A block of data
[start]

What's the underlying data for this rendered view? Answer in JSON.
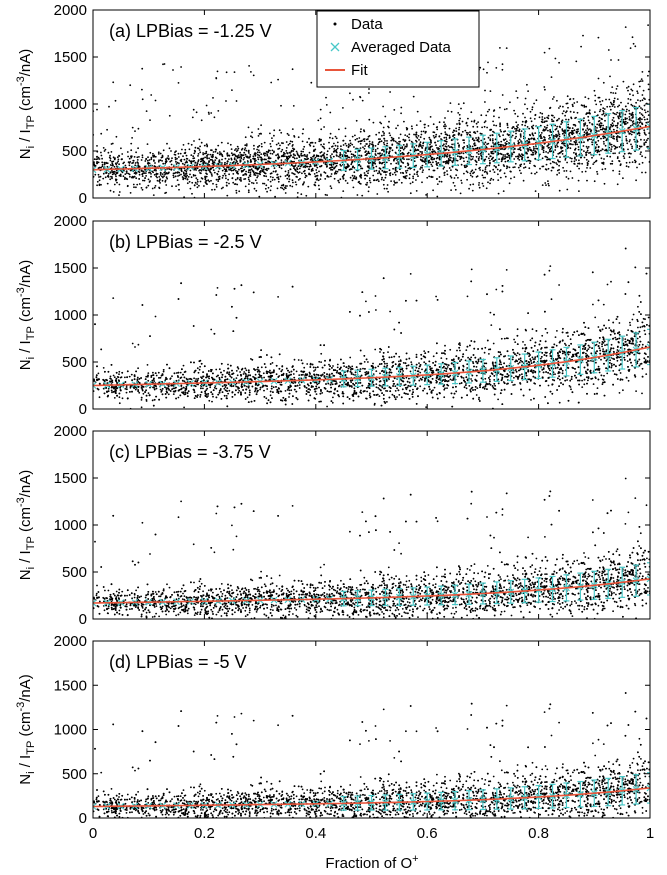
{
  "chart_data": [
    {
      "type": "scatter",
      "panel_label": "(a) LPBias = -1.25 V",
      "ylabel_main": "N",
      "ylabel_sub1": "i",
      "ylabel_mid": " / I",
      "ylabel_sub2": "TP",
      "ylabel_units": " (cm",
      "ylabel_sup": "-3",
      "ylabel_end": "/nA)",
      "xlim": [
        0,
        1
      ],
      "ylim": [
        0,
        2000
      ],
      "yticks": [
        "0",
        "500",
        "1000",
        "1500",
        "2000"
      ],
      "fit": {
        "a": 300,
        "b": 1.0,
        "c": 300,
        "n": 3.0
      },
      "spread": 150,
      "outlier_fraction": 0.08,
      "legend": true,
      "series": [
        {
          "name": "Data",
          "marker": "dot",
          "color": "#000000"
        },
        {
          "name": "Averaged Data",
          "marker": "x",
          "color": "#48c8c8"
        },
        {
          "name": "Fit",
          "marker": "line",
          "color": "#e8553a"
        }
      ]
    },
    {
      "type": "scatter",
      "panel_label": "(b) LPBias = -2.5 V",
      "ylabel_main": "N",
      "ylabel_sub1": "i",
      "ylabel_mid": " / I",
      "ylabel_sub2": "TP",
      "ylabel_units": " (cm",
      "ylabel_sup": "-3",
      "ylabel_end": "/nA)",
      "xlim": [
        0,
        1
      ],
      "ylim": [
        0,
        2000
      ],
      "yticks": [
        "0",
        "500",
        "1000",
        "1500",
        "2000"
      ],
      "fit": {
        "a": 250,
        "b": 0.55,
        "c": 500,
        "n": 4.2
      },
      "spread": 120,
      "outlier_fraction": 0.06,
      "legend": false
    },
    {
      "type": "scatter",
      "panel_label": "(c) LPBias = -3.75 V",
      "ylabel_main": "N",
      "ylabel_sub1": "i",
      "ylabel_mid": " / I",
      "ylabel_sub2": "TP",
      "ylabel_units": " (cm",
      "ylabel_sup": "-3",
      "ylabel_end": "/nA)",
      "xlim": [
        0,
        1
      ],
      "ylim": [
        0,
        2000
      ],
      "yticks": [
        "0",
        "500",
        "1000",
        "1500",
        "2000"
      ],
      "fit": {
        "a": 170,
        "b": 0.3,
        "c": 550,
        "n": 4.2
      },
      "spread": 110,
      "outlier_fraction": 0.06,
      "legend": false
    },
    {
      "type": "scatter",
      "panel_label": "(d) LPBias = -5 V",
      "ylabel_main": "N",
      "ylabel_sub1": "i",
      "ylabel_mid": " / I",
      "ylabel_sub2": "TP",
      "ylabel_units": " (cm",
      "ylabel_sup": "-3",
      "ylabel_end": "/nA)",
      "xlim": [
        0,
        1
      ],
      "ylim": [
        0,
        2000
      ],
      "yticks": [
        "0",
        "500",
        "1000",
        "1500",
        "2000"
      ],
      "fit": {
        "a": 130,
        "b": 0.2,
        "c": 700,
        "n": 4.5
      },
      "spread": 110,
      "outlier_fraction": 0.06,
      "legend": false
    }
  ],
  "xticks": [
    "0",
    "0.2",
    "0.4",
    "0.6",
    "0.8",
    "1"
  ],
  "xlabel_main": "Fraction of O",
  "xlabel_sup": "+",
  "colors": {
    "data": "#000000",
    "averaged": "#48c8c8",
    "fit": "#e8553a"
  }
}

[end]

Objective. Display every line of the listing that contains the string "LPBias".

Result.
      "panel_label": "(a) LPBias = -1.25 V",
      "panel_label": "(b) LPBias = -2.5 V",
      "panel_label": "(c) LPBias = -3.75 V",
      "panel_label": "(d) LPBias = -5 V",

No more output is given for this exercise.